Items from a dataset:
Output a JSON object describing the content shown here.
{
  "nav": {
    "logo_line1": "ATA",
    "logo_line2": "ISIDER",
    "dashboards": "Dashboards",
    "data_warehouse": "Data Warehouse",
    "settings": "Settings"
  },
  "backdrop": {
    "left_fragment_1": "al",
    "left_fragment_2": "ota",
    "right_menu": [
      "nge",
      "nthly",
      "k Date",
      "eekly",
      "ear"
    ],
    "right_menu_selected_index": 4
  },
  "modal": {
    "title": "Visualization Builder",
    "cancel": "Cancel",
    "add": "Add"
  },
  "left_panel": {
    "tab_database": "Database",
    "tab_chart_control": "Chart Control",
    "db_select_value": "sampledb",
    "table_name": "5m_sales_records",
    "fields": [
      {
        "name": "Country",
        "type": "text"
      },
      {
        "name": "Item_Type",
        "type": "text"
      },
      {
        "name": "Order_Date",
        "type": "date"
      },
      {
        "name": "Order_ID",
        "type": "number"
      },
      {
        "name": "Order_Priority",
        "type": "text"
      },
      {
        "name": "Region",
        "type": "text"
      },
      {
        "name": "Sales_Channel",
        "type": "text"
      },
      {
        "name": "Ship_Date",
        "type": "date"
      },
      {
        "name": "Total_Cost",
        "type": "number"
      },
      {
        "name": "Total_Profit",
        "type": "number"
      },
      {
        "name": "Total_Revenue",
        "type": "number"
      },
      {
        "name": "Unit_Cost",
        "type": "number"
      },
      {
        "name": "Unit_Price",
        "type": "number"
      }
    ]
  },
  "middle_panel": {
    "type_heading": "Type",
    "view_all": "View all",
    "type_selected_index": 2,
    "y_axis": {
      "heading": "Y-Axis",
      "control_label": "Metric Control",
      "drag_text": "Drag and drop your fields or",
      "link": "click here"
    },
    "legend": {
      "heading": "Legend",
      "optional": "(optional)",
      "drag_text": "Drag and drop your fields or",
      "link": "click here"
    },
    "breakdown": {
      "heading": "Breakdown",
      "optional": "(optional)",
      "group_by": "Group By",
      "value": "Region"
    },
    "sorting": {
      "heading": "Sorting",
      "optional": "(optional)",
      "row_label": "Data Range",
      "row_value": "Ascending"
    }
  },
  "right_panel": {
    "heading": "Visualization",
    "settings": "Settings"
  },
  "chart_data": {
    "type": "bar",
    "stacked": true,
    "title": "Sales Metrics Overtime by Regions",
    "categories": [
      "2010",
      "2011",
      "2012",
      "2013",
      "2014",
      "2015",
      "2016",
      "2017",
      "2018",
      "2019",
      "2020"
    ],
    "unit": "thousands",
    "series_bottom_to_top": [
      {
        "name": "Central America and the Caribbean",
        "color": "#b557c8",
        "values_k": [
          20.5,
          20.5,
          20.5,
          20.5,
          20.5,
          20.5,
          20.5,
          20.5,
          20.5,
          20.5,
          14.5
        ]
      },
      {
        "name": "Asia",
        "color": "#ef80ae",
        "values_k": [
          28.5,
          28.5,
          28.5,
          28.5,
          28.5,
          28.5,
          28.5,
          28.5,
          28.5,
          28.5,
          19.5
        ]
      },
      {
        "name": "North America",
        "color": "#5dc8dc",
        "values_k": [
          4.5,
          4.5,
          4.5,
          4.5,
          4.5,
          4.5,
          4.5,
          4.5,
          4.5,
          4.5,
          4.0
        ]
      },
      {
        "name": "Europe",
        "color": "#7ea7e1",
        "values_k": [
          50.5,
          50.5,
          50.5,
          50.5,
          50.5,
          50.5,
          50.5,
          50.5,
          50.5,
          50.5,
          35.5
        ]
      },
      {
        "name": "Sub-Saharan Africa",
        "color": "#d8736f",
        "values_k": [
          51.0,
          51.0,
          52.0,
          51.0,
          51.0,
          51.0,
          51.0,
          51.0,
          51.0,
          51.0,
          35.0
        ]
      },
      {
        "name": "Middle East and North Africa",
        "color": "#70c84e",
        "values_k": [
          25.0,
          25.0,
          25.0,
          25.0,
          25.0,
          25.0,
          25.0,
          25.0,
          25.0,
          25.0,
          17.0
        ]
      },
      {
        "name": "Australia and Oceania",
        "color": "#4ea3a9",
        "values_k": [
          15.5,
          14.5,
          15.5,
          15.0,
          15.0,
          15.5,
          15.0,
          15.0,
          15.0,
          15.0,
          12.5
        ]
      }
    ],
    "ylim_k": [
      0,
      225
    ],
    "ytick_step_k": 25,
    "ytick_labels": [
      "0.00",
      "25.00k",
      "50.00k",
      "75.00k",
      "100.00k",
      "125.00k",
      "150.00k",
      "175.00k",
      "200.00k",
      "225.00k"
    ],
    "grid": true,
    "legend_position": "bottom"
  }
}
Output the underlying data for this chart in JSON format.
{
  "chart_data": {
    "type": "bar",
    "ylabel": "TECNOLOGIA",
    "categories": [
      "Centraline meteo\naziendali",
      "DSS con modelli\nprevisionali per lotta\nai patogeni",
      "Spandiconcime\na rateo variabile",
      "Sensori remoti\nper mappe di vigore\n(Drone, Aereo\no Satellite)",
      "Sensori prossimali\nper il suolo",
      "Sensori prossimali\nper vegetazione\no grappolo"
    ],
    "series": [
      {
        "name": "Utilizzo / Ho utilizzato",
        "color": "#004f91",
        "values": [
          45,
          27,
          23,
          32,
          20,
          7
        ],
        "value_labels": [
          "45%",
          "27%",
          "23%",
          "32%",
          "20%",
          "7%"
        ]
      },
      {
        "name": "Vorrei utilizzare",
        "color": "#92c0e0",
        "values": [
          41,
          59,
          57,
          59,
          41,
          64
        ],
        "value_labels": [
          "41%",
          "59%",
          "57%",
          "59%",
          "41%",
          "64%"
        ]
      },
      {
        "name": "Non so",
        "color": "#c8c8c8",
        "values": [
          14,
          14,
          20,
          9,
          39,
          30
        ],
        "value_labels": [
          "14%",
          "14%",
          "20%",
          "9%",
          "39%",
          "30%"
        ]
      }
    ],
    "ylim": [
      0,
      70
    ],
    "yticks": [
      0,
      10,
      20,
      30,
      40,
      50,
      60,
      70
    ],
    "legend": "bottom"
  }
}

Your instructions »
Find how many lines in the records contain the string "title", then give the number alone.

Task output »
2